— start —
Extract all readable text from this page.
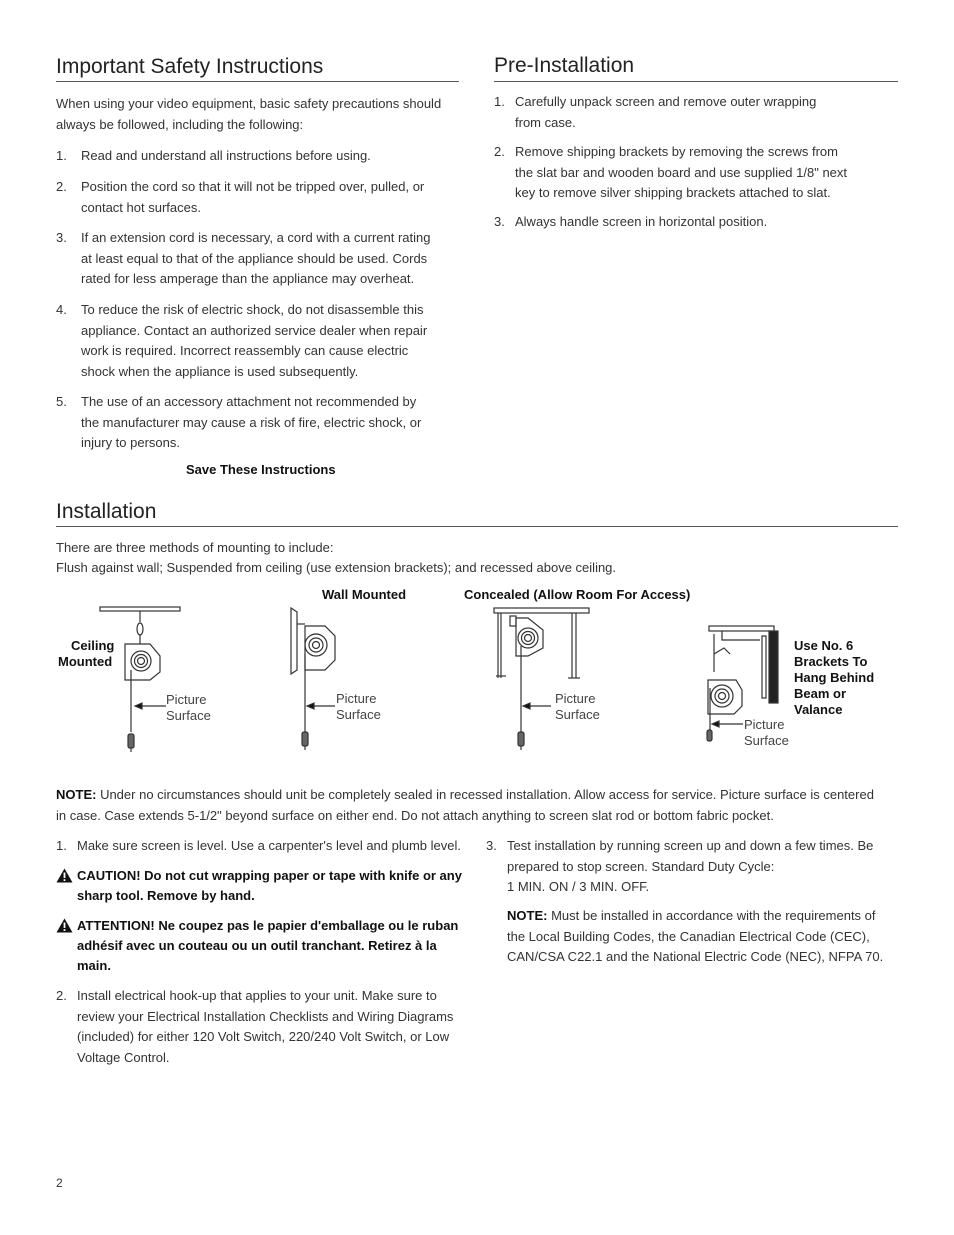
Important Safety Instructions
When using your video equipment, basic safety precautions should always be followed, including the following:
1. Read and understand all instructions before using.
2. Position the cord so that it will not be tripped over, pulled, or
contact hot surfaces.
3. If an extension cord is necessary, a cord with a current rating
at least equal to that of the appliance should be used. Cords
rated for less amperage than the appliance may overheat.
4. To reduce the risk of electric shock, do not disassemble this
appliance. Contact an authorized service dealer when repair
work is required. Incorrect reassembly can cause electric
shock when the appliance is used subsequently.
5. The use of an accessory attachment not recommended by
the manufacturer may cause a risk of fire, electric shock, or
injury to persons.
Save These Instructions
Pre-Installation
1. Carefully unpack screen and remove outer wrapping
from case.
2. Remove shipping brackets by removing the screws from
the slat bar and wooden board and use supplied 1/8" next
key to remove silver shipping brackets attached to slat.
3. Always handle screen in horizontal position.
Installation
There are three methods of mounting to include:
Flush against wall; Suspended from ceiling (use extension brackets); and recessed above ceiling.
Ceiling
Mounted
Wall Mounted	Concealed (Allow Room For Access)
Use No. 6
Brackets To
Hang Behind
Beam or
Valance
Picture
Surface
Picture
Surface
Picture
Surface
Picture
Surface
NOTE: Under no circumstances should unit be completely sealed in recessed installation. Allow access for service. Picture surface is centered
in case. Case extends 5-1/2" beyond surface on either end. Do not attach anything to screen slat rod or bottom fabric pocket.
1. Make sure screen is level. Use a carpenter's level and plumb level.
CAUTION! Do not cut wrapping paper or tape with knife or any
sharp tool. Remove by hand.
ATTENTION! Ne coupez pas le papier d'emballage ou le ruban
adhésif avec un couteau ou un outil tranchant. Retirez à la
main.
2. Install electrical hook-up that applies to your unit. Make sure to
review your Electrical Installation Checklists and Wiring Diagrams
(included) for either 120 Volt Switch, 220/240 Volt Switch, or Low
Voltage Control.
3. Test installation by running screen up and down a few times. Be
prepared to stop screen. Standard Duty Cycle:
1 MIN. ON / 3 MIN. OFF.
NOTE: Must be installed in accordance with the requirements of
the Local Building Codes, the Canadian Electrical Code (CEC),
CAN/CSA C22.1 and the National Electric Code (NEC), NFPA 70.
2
— end —
• What you should do: Your copy of the data above should match it exactly, except that pictures are left out.

• Exercise answer:
Extract all readable text from this page.
Important Safety Instructions
When using your video equipment, basic safety precautions should always be followed, including the following:
1. Read and understand all instructions before using.
2. Position the cord so that it will not be tripped over, pulled, or
contact hot surfaces.
3. If an extension cord is necessary, a cord with a current rating
at least equal to that of the appliance should be used. Cords
rated for less amperage than the appliance may overheat.
4. To reduce the risk of electric shock, do not disassemble this
appliance. Contact an authorized service dealer when repair
work is required. Incorrect reassembly can cause electric
shock when the appliance is used subsequently.
5. The use of an accessory attachment not recommended by
the manufacturer may cause a risk of fire, electric shock, or
injury to persons.
Save These Instructions
Pre-Installation
1. Carefully unpack screen and remove outer wrapping
from case.
2. Remove shipping brackets by removing the screws from
the slat bar and wooden board and use supplied 1/8" next
key to remove silver shipping brackets attached to slat.
3. Always handle screen in horizontal position.
Installation
There are three methods of mounting to include:
Flush against wall; Suspended from ceiling (use extension brackets); and recessed above ceiling.
Ceiling
Mounted
Wall Mounted	Concealed (Allow Room For Access)
Use No. 6
Brackets To
Hang Behind
Beam or
Valance
Picture
Surface
Picture
Surface
Picture
Surface
Picture
Surface
NOTE: Under no circumstances should unit be completely sealed in recessed installation. Allow access for service. Picture surface is centered
in case. Case extends 5-1/2" beyond surface on either end. Do not attach anything to screen slat rod or bottom fabric pocket.
1. Make sure screen is level. Use a carpenter's level and plumb level.
CAUTION! Do not cut wrapping paper or tape with knife or any
sharp tool. Remove by hand.
ATTENTION! Ne coupez pas le papier d'emballage ou le ruban
adhésif avec un couteau ou un outil tranchant. Retirez à la
main.
2. Install electrical hook-up that applies to your unit. Make sure to
review your Electrical Installation Checklists and Wiring Diagrams
(included) for either 120 Volt Switch, 220/240 Volt Switch, or Low
Voltage Control.
3. Test installation by running screen up and down a few times. Be
prepared to stop screen. Standard Duty Cycle:
1 MIN. ON / 3 MIN. OFF.
NOTE: Must be installed in accordance with the requirements of
the Local Building Codes, the Canadian Electrical Code (CEC),
CAN/CSA C22.1 and the National Electric Code (NEC), NFPA 70.
2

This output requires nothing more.